__Exercise brief__:
In the copy, include every entry exactly but none of the pictures.

__Excerpted data__:
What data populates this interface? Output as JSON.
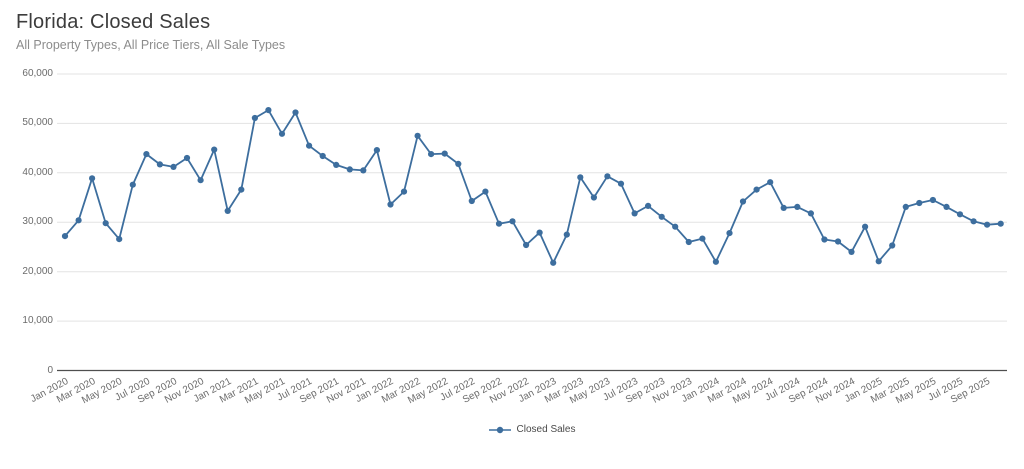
{
  "header": {
    "title": "Florida: Closed Sales",
    "subtitle": "All Property Types, All Price Tiers, All Sale Types"
  },
  "colors": {
    "series": "#3d6e9e",
    "grid": "#e3e3e3",
    "axis": "#4f4f4f",
    "tick_text": "#6b6b6b",
    "title": "#3c3c3c",
    "subtitle": "#8c8c8c"
  },
  "legend": {
    "position": "bottom",
    "items": [
      {
        "label": "Closed Sales",
        "color": "#3d6e9e",
        "marker": "line-dot"
      }
    ]
  },
  "chart_data": {
    "type": "line",
    "title": "Florida: Closed Sales",
    "subtitle": "All Property Types, All Price Tiers, All Sale Types",
    "grid": "horizontal",
    "legend_position": "bottom",
    "marker": "circle",
    "ylim": [
      0,
      60000
    ],
    "y_ticks": [
      0,
      10000,
      20000,
      30000,
      40000,
      50000,
      60000
    ],
    "y_tick_labels": [
      "0",
      "10,000",
      "20,000",
      "30,000",
      "40,000",
      "50,000",
      "60,000"
    ],
    "x": [
      "Jan 2020",
      "Feb 2020",
      "Mar 2020",
      "Apr 2020",
      "May 2020",
      "Jun 2020",
      "Jul 2020",
      "Aug 2020",
      "Sep 2020",
      "Oct 2020",
      "Nov 2020",
      "Dec 2020",
      "Jan 2021",
      "Feb 2021",
      "Mar 2021",
      "Apr 2021",
      "May 2021",
      "Jun 2021",
      "Jul 2021",
      "Aug 2021",
      "Sep 2021",
      "Oct 2021",
      "Nov 2021",
      "Dec 2021",
      "Jan 2022",
      "Feb 2022",
      "Mar 2022",
      "Apr 2022",
      "May 2022",
      "Jun 2022",
      "Jul 2022",
      "Aug 2022",
      "Sep 2022",
      "Oct 2022",
      "Nov 2022",
      "Dec 2022",
      "Jan 2023",
      "Feb 2023",
      "Mar 2023",
      "Apr 2023",
      "May 2023",
      "Jun 2023",
      "Jul 2023",
      "Aug 2023",
      "Sep 2023",
      "Oct 2023",
      "Nov 2023",
      "Dec 2023",
      "Jan 2024",
      "Feb 2024",
      "Mar 2024",
      "Apr 2024",
      "May 2024",
      "Jun 2024",
      "Jul 2024",
      "Aug 2024",
      "Sep 2024",
      "Oct 2024",
      "Nov 2024",
      "Dec 2024",
      "Jan 2025",
      "Feb 2025",
      "Mar 2025",
      "Apr 2025",
      "May 2025",
      "Jun 2025",
      "Jul 2025",
      "Aug 2025",
      "Sep 2025",
      "Oct 2025"
    ],
    "x_tick_labels": [
      "Jan 2020",
      "Mar 2020",
      "May 2020",
      "Jul 2020",
      "Sep 2020",
      "Nov 2020",
      "Jan 2021",
      "Mar 2021",
      "May 2021",
      "Jul 2021",
      "Sep 2021",
      "Nov 2021",
      "Jan 2022",
      "Mar 2022",
      "May 2022",
      "Jul 2022",
      "Sep 2022",
      "Nov 2022",
      "Jan 2023",
      "Mar 2023",
      "May 2023",
      "Jul 2023",
      "Sep 2023",
      "Nov 2023",
      "Jan 2024",
      "Mar 2024",
      "May 2024",
      "Jul 2024",
      "Sep 2024",
      "Nov 2024",
      "Jan 2025",
      "Mar 2025",
      "May 2025",
      "Jul 2025",
      "Sep 2025"
    ],
    "series": [
      {
        "name": "Closed Sales",
        "color": "#3d6e9e",
        "values": [
          27200,
          30400,
          38900,
          29800,
          26600,
          37600,
          43800,
          41700,
          41200,
          43000,
          38500,
          44700,
          32300,
          36600,
          51100,
          52700,
          47900,
          52200,
          45500,
          43400,
          41600,
          40700,
          40500,
          44600,
          33600,
          36200,
          47500,
          43800,
          43900,
          41800,
          34300,
          36200,
          29700,
          30200,
          25400,
          27900,
          21800,
          27500,
          39100,
          35000,
          39300,
          37800,
          31800,
          33300,
          31100,
          29100,
          26000,
          26700,
          22000,
          27800,
          34200,
          36600,
          38100,
          32900,
          33100,
          31800,
          26500,
          26100,
          24000,
          29100,
          22100,
          25300,
          33100,
          33900,
          34500,
          33100,
          31600,
          30200,
          29500,
          29700
        ]
      }
    ]
  }
}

__Response to the task__:
What data populates this interface? Output as JSON.
{
  "header": {
    "title": "Florida: Closed Sales",
    "subtitle": "All Property Types, All Price Tiers, All Sale Types"
  },
  "colors": {
    "series": "#3d6e9e",
    "grid": "#e3e3e3",
    "axis": "#4f4f4f",
    "tick_text": "#6b6b6b",
    "title": "#3c3c3c",
    "subtitle": "#8c8c8c"
  },
  "legend": {
    "position": "bottom",
    "items": [
      {
        "label": "Closed Sales",
        "color": "#3d6e9e",
        "marker": "line-dot"
      }
    ]
  },
  "chart_data": {
    "type": "line",
    "title": "Florida: Closed Sales",
    "subtitle": "All Property Types, All Price Tiers, All Sale Types",
    "grid": "horizontal",
    "legend_position": "bottom",
    "marker": "circle",
    "ylim": [
      0,
      60000
    ],
    "y_ticks": [
      0,
      10000,
      20000,
      30000,
      40000,
      50000,
      60000
    ],
    "y_tick_labels": [
      "0",
      "10,000",
      "20,000",
      "30,000",
      "40,000",
      "50,000",
      "60,000"
    ],
    "x": [
      "Jan 2020",
      "Feb 2020",
      "Mar 2020",
      "Apr 2020",
      "May 2020",
      "Jun 2020",
      "Jul 2020",
      "Aug 2020",
      "Sep 2020",
      "Oct 2020",
      "Nov 2020",
      "Dec 2020",
      "Jan 2021",
      "Feb 2021",
      "Mar 2021",
      "Apr 2021",
      "May 2021",
      "Jun 2021",
      "Jul 2021",
      "Aug 2021",
      "Sep 2021",
      "Oct 2021",
      "Nov 2021",
      "Dec 2021",
      "Jan 2022",
      "Feb 2022",
      "Mar 2022",
      "Apr 2022",
      "May 2022",
      "Jun 2022",
      "Jul 2022",
      "Aug 2022",
      "Sep 2022",
      "Oct 2022",
      "Nov 2022",
      "Dec 2022",
      "Jan 2023",
      "Feb 2023",
      "Mar 2023",
      "Apr 2023",
      "May 2023",
      "Jun 2023",
      "Jul 2023",
      "Aug 2023",
      "Sep 2023",
      "Oct 2023",
      "Nov 2023",
      "Dec 2023",
      "Jan 2024",
      "Feb 2024",
      "Mar 2024",
      "Apr 2024",
      "May 2024",
      "Jun 2024",
      "Jul 2024",
      "Aug 2024",
      "Sep 2024",
      "Oct 2024",
      "Nov 2024",
      "Dec 2024",
      "Jan 2025",
      "Feb 2025",
      "Mar 2025",
      "Apr 2025",
      "May 2025",
      "Jun 2025",
      "Jul 2025",
      "Aug 2025",
      "Sep 2025",
      "Oct 2025"
    ],
    "x_tick_labels": [
      "Jan 2020",
      "Mar 2020",
      "May 2020",
      "Jul 2020",
      "Sep 2020",
      "Nov 2020",
      "Jan 2021",
      "Mar 2021",
      "May 2021",
      "Jul 2021",
      "Sep 2021",
      "Nov 2021",
      "Jan 2022",
      "Mar 2022",
      "May 2022",
      "Jul 2022",
      "Sep 2022",
      "Nov 2022",
      "Jan 2023",
      "Mar 2023",
      "May 2023",
      "Jul 2023",
      "Sep 2023",
      "Nov 2023",
      "Jan 2024",
      "Mar 2024",
      "May 2024",
      "Jul 2024",
      "Sep 2024",
      "Nov 2024",
      "Jan 2025",
      "Mar 2025",
      "May 2025",
      "Jul 2025",
      "Sep 2025"
    ],
    "series": [
      {
        "name": "Closed Sales",
        "color": "#3d6e9e",
        "values": [
          27200,
          30400,
          38900,
          29800,
          26600,
          37600,
          43800,
          41700,
          41200,
          43000,
          38500,
          44700,
          32300,
          36600,
          51100,
          52700,
          47900,
          52200,
          45500,
          43400,
          41600,
          40700,
          40500,
          44600,
          33600,
          36200,
          47500,
          43800,
          43900,
          41800,
          34300,
          36200,
          29700,
          30200,
          25400,
          27900,
          21800,
          27500,
          39100,
          35000,
          39300,
          37800,
          31800,
          33300,
          31100,
          29100,
          26000,
          26700,
          22000,
          27800,
          34200,
          36600,
          38100,
          32900,
          33100,
          31800,
          26500,
          26100,
          24000,
          29100,
          22100,
          25300,
          33100,
          33900,
          34500,
          33100,
          31600,
          30200,
          29500,
          29700
        ]
      }
    ]
  }
}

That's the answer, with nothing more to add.